Write out each line from the data below that includes the word "Director".

* _Task inputs_
▼

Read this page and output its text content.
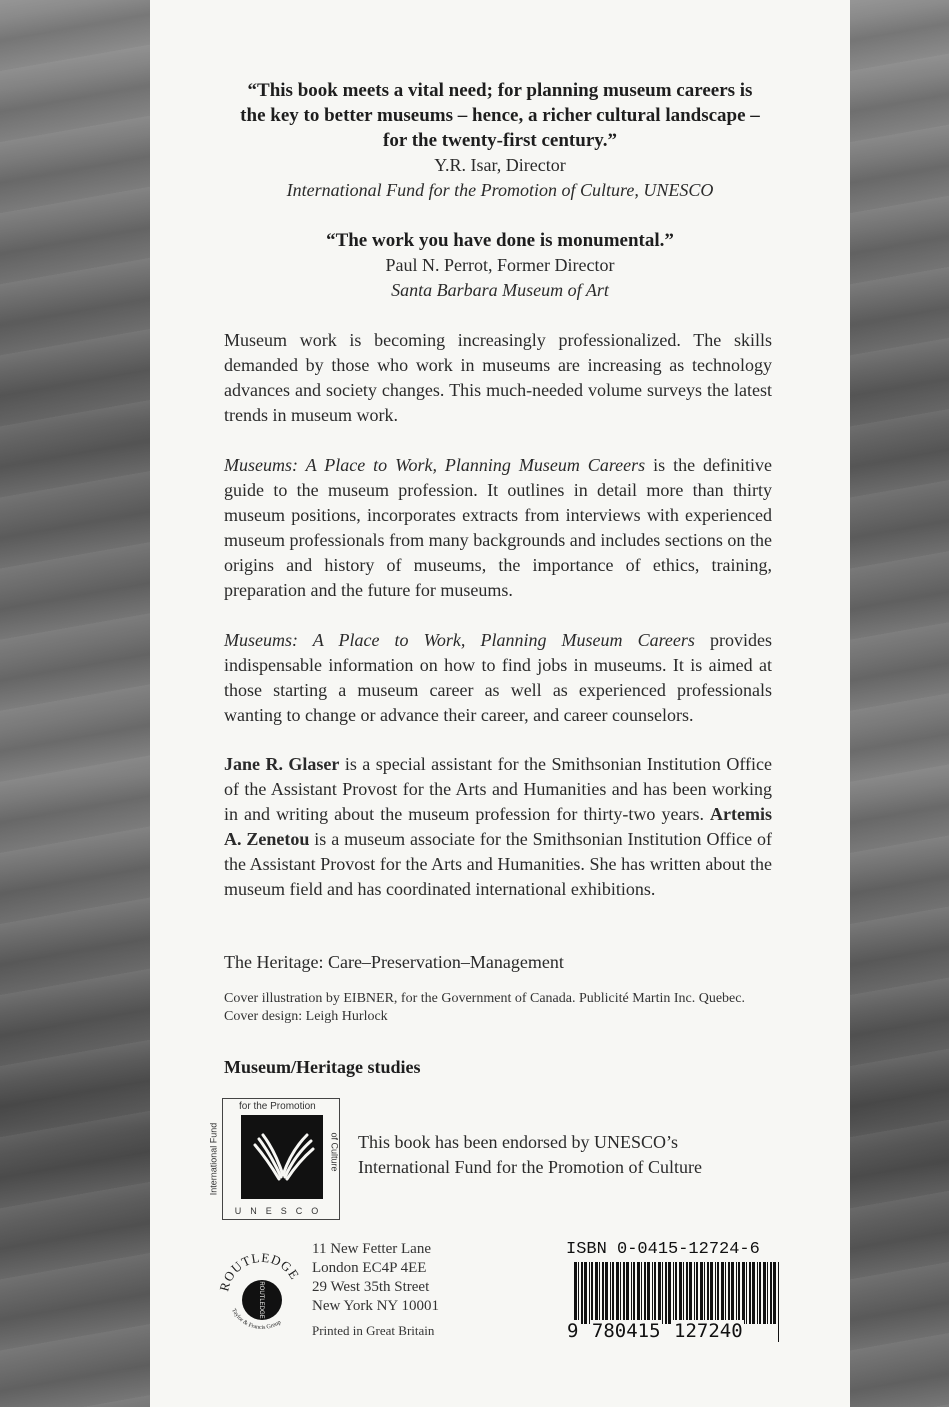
“This book meets a vital need; for planning museum careers is the key to better museums – hence, a richer cultural landscape – for the twenty-first century.”

Y.R. Isar, Director

International Fund for the Promotion of Culture, UNESCO

“The work you have done is monumental.”

Paul N. Perrot, Former Director

Santa Barbara Museum of Art

Museum work is becoming increasingly professionalized. The skills demanded by those who work in museums are increasing as technology advances and society changes. This much-needed volume surveys the latest trends in museum work.

Museums: A Place to Work, Planning Museum Careers is the definitive guide to the museum profession. It outlines in detail more than thirty museum positions, incorporates extracts from interviews with experienced museum professionals from many backgrounds and includes sections on the origins and history of museums, the importance of ethics, training, preparation and the future for museums.

Museums: A Place to Work, Planning Museum Careers provides indispensable information on how to find jobs in museums. It is aimed at those starting a museum career as well as experienced professionals wanting to change or advance their career, and career counselors.

Jane R. Glaser is a special assistant for the Smithsonian Institution Office of the Assistant Provost for the Arts and Humanities and has been working in and writing about the museum profession for thirty-two years. Artemis A. Zenetou is a museum associate for the Smithsonian Institution Office of the Assistant Provost for the Arts and Humanities. She has written about the museum field and has coordinated international exhibitions.

The Heritage: Care–Preservation–Management

Cover illustration by EIBNER, for the Government of Canada. Publicité Martin Inc. Quebec.
Cover design: Leigh Hurlock

Museum/Heritage studies

for the Promotion
International Fund	of Culture
UNESCO
This book has been endorsed by UNESCO’s
International Fund for the Promotion of Culture
ROUTLEDGE
ROUTLEDGE
Taylor & Francis Group
11 New Fetter Lane
London EC4P 4EE
29 West 35th Street
New York NY 10001
Printed in Great Britain

ISBN 0-0415-12724-6

9 780415 127240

▲

* _Task result_
Y.R. Isar, Director
Paul N. Perrot, Former Director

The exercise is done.